WHAT IS REQUIRED: Keep the images out and copy every entry below exactly.

MATERIAL TO PROCESS:
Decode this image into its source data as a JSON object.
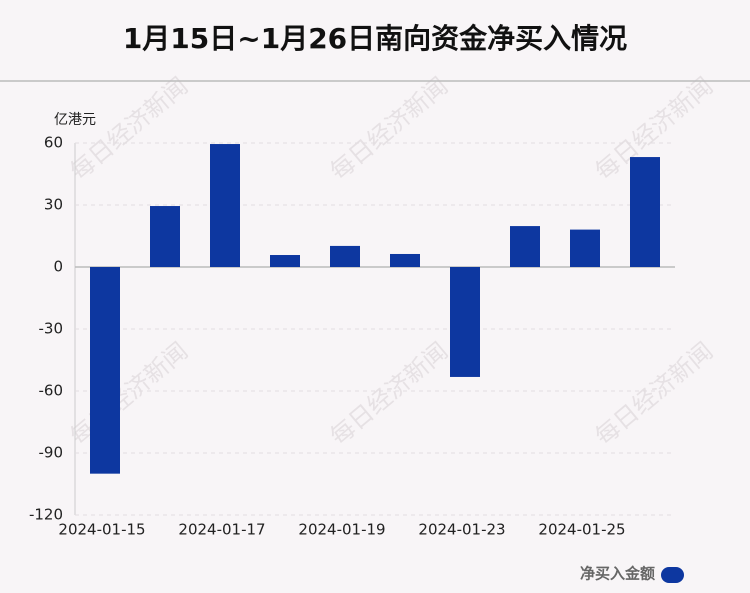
{
  "chart_data": {
    "type": "bar",
    "title": "1月15日~1月26日南向资金净买入情况",
    "y_unit": "亿港元",
    "watermark": "每日经济新闻",
    "categories": [
      "2024-01-15",
      null,
      "2024-01-17",
      null,
      "2024-01-19",
      null,
      "2024-01-23",
      null,
      "2024-01-25",
      null
    ],
    "series": [
      {
        "name": "净买入金额",
        "color": "#0d37a0",
        "values": [
          -100,
          29.5,
          59.5,
          5.8,
          10.2,
          6.3,
          -53.2,
          19.8,
          18.1,
          53.2
        ]
      }
    ],
    "ylim": [
      -120,
      60
    ],
    "yticks": [
      -120,
      -90,
      -60,
      -30,
      0,
      30,
      60
    ],
    "grid": true,
    "legend": "bottom-right"
  }
}
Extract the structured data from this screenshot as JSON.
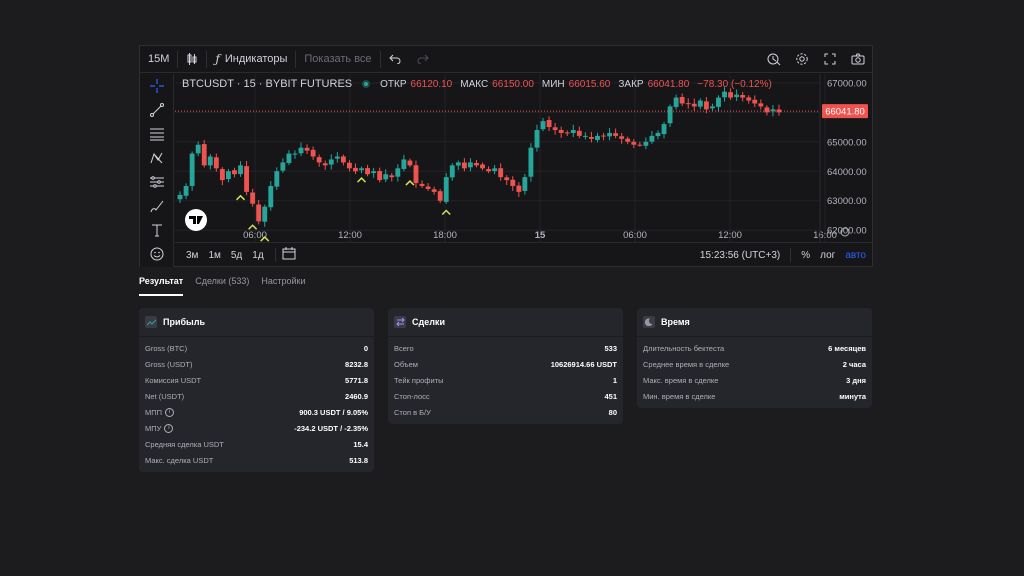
{
  "toolbar": {
    "interval": "15M",
    "indicators_label": "Индикаторы",
    "show_all_label": "Показать все"
  },
  "legend": {
    "symbol": "BTCUSDT · 15 · BYBIT FUTURES",
    "open_label": "ОТКР",
    "open_value": "66120.10",
    "high_label": "МАКС",
    "high_value": "66150.00",
    "low_label": "МИН",
    "low_value": "66015.60",
    "close_label": "ЗАКР",
    "close_value": "66041.80",
    "change": "−78.30 (−0.12%)"
  },
  "chart_data": {
    "type": "candlestick",
    "symbol": "BTCUSDT",
    "x_ticks": [
      "06:00",
      "12:00",
      "18:00",
      "15",
      "06:00",
      "12:00",
      "16:00"
    ],
    "y_ticks": [
      "67000.00",
      "66000.00",
      "65000.00",
      "64000.00",
      "63000.00",
      "62000.00"
    ],
    "ylim": [
      61600,
      67300
    ],
    "last_price": "66041.80",
    "price_path": [
      63200,
      63500,
      64600,
      64900,
      64200,
      64500,
      64100,
      63700,
      64000,
      63900,
      64200,
      63300,
      62900,
      62300,
      62800,
      63500,
      64000,
      64300,
      64600,
      64600,
      64800,
      64700,
      64500,
      64300,
      64200,
      64400,
      64500,
      64300,
      64100,
      64000,
      64100,
      63900,
      64000,
      63700,
      63900,
      63800,
      64100,
      64400,
      64200,
      63600,
      63500,
      63400,
      63300,
      63000,
      63800,
      64200,
      64300,
      64100,
      64300,
      64200,
      64100,
      64000,
      64100,
      63800,
      63700,
      63500,
      63300,
      63800,
      64800,
      65400,
      65700,
      65500,
      65400,
      65300,
      65300,
      65400,
      65200,
      65200,
      65100,
      65200,
      65200,
      65300,
      65200,
      65100,
      65000,
      64900,
      64900,
      65000,
      65200,
      65300,
      65600,
      66200,
      66500,
      66300,
      66300,
      66200,
      66400,
      66100,
      66200,
      66500,
      66700,
      66500,
      66600,
      66500,
      66400,
      66300,
      66200,
      66000,
      66100,
      66000
    ],
    "grid": true,
    "colors": {
      "up": "#26a69a",
      "down": "#ef5350",
      "background": "#161619",
      "grid": "#232328"
    }
  },
  "bottombar": {
    "ranges": [
      "3м",
      "1м",
      "5д",
      "1д"
    ],
    "time": "15:23:56 (UTC+3)",
    "percent": "%",
    "log": "лог",
    "auto": "авто"
  },
  "tabs": [
    "Результат",
    "Сделки (533)",
    "Настройки"
  ],
  "cards": {
    "profit": {
      "title": "Прибыль",
      "icon": "trend-icon",
      "rows": [
        {
          "label": "Gross (BTC)",
          "value": "0"
        },
        {
          "label": "Gross (USDT)",
          "value": "8232.8"
        },
        {
          "label": "Комиссия USDT",
          "value": "5771.8"
        },
        {
          "label": "Net (USDT)",
          "value": "2460.9"
        },
        {
          "label": "МПП",
          "value": "900.3 USDT / 9.05%"
        },
        {
          "label": "МПУ",
          "value": "-234.2 USDT / -2.35%"
        },
        {
          "label": "Средняя сделка USDT",
          "value": "15.4"
        },
        {
          "label": "Макс. сделка USDT",
          "value": "513.8"
        }
      ]
    },
    "trades": {
      "title": "Сделки",
      "icon": "swap-icon",
      "rows": [
        {
          "label": "Всего",
          "value": "533"
        },
        {
          "label": "Объем",
          "value": "10626914.66 USDT"
        },
        {
          "label": "Тейк профиты",
          "value": "1"
        },
        {
          "label": "Стоп-лосс",
          "value": "451"
        },
        {
          "label": "Стоп в Б/У",
          "value": "80"
        }
      ]
    },
    "time": {
      "title": "Время",
      "icon": "moon-icon",
      "rows": [
        {
          "label": "Длительность бектеста",
          "value": "6 месяцев"
        },
        {
          "label": "Среднее время в сделке",
          "value": "2 часа"
        },
        {
          "label": "Макс. время в сделке",
          "value": "3 дня"
        },
        {
          "label": "Мин. время в сделке",
          "value": "минута"
        }
      ]
    }
  }
}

PROBLEM SOLUTION:
Decode this image into its source data as a JSON object.
{
  "chart_data": {
    "type": "bar",
    "title": "1月15日~1月26日南向资金净买入情况",
    "y_unit": "亿港元",
    "watermark": "每日经济新闻",
    "categories": [
      "2024-01-15",
      null,
      "2024-01-17",
      null,
      "2024-01-19",
      null,
      "2024-01-23",
      null,
      "2024-01-25",
      null
    ],
    "series": [
      {
        "name": "净买入金额",
        "color": "#0d37a0",
        "values": [
          -100,
          29.5,
          59.5,
          5.8,
          10.2,
          6.3,
          -53.2,
          19.8,
          18.1,
          53.2
        ]
      }
    ],
    "ylim": [
      -120,
      60
    ],
    "yticks": [
      -120,
      -90,
      -60,
      -30,
      0,
      30,
      60
    ],
    "grid": true,
    "legend": "bottom-right"
  }
}
Extract the structured data from this screenshot as JSON.
{
  "toolbar": {
    "interval": "15M",
    "indicators_label": "Индикаторы",
    "show_all_label": "Показать все"
  },
  "legend": {
    "symbol": "BTCUSDT · 15 · BYBIT FUTURES",
    "open_label": "ОТКР",
    "open_value": "66120.10",
    "high_label": "МАКС",
    "high_value": "66150.00",
    "low_label": "МИН",
    "low_value": "66015.60",
    "close_label": "ЗАКР",
    "close_value": "66041.80",
    "change": "−78.30 (−0.12%)"
  },
  "chart_data": {
    "type": "candlestick",
    "symbol": "BTCUSDT",
    "x_ticks": [
      "06:00",
      "12:00",
      "18:00",
      "15",
      "06:00",
      "12:00",
      "16:00"
    ],
    "y_ticks": [
      "67000.00",
      "66000.00",
      "65000.00",
      "64000.00",
      "63000.00",
      "62000.00"
    ],
    "ylim": [
      61600,
      67300
    ],
    "last_price": "66041.80",
    "price_path": [
      63200,
      63500,
      64600,
      64900,
      64200,
      64500,
      64100,
      63700,
      64000,
      63900,
      64200,
      63300,
      62900,
      62300,
      62800,
      63500,
      64000,
      64300,
      64600,
      64600,
      64800,
      64700,
      64500,
      64300,
      64200,
      64400,
      64500,
      64300,
      64100,
      64000,
      64100,
      63900,
      64000,
      63700,
      63900,
      63800,
      64100,
      64400,
      64200,
      63600,
      63500,
      63400,
      63300,
      63000,
      63800,
      64200,
      64300,
      64100,
      64300,
      64200,
      64100,
      64000,
      64100,
      63800,
      63700,
      63500,
      63300,
      63800,
      64800,
      65400,
      65700,
      65500,
      65400,
      65300,
      65300,
      65400,
      65200,
      65200,
      65100,
      65200,
      65200,
      65300,
      65200,
      65100,
      65000,
      64900,
      64900,
      65000,
      65200,
      65300,
      65600,
      66200,
      66500,
      66300,
      66300,
      66200,
      66400,
      66100,
      66200,
      66500,
      66700,
      66500,
      66600,
      66500,
      66400,
      66300,
      66200,
      66000,
      66100,
      66000
    ],
    "grid": true,
    "colors": {
      "up": "#26a69a",
      "down": "#ef5350",
      "background": "#161619",
      "grid": "#232328"
    }
  },
  "bottombar": {
    "ranges": [
      "3м",
      "1м",
      "5д",
      "1д"
    ],
    "time": "15:23:56 (UTC+3)",
    "percent": "%",
    "log": "лог",
    "auto": "авто"
  },
  "tabs": [
    "Результат",
    "Сделки (533)",
    "Настройки"
  ],
  "cards": {
    "profit": {
      "title": "Прибыль",
      "icon": "trend-icon",
      "rows": [
        {
          "label": "Gross (BTC)",
          "value": "0"
        },
        {
          "label": "Gross (USDT)",
          "value": "8232.8"
        },
        {
          "label": "Комиссия USDT",
          "value": "5771.8"
        },
        {
          "label": "Net (USDT)",
          "value": "2460.9"
        },
        {
          "label": "МПП",
          "value": "900.3 USDT / 9.05%"
        },
        {
          "label": "МПУ",
          "value": "-234.2 USDT / -2.35%"
        },
        {
          "label": "Средняя сделка USDT",
          "value": "15.4"
        },
        {
          "label": "Макс. сделка USDT",
          "value": "513.8"
        }
      ]
    },
    "trades": {
      "title": "Сделки",
      "icon": "swap-icon",
      "rows": [
        {
          "label": "Всего",
          "value": "533"
        },
        {
          "label": "Объем",
          "value": "10626914.66 USDT"
        },
        {
          "label": "Тейк профиты",
          "value": "1"
        },
        {
          "label": "Стоп-лосс",
          "value": "451"
        },
        {
          "label": "Стоп в Б/У",
          "value": "80"
        }
      ]
    },
    "time": {
      "title": "Время",
      "icon": "moon-icon",
      "rows": [
        {
          "label": "Длительность бектеста",
          "value": "6 месяцев"
        },
        {
          "label": "Среднее время в сделке",
          "value": "2 часа"
        },
        {
          "label": "Макс. время в сделке",
          "value": "3 дня"
        },
        {
          "label": "Мин. время в сделке",
          "value": "минута"
        }
      ]
    }
  }
}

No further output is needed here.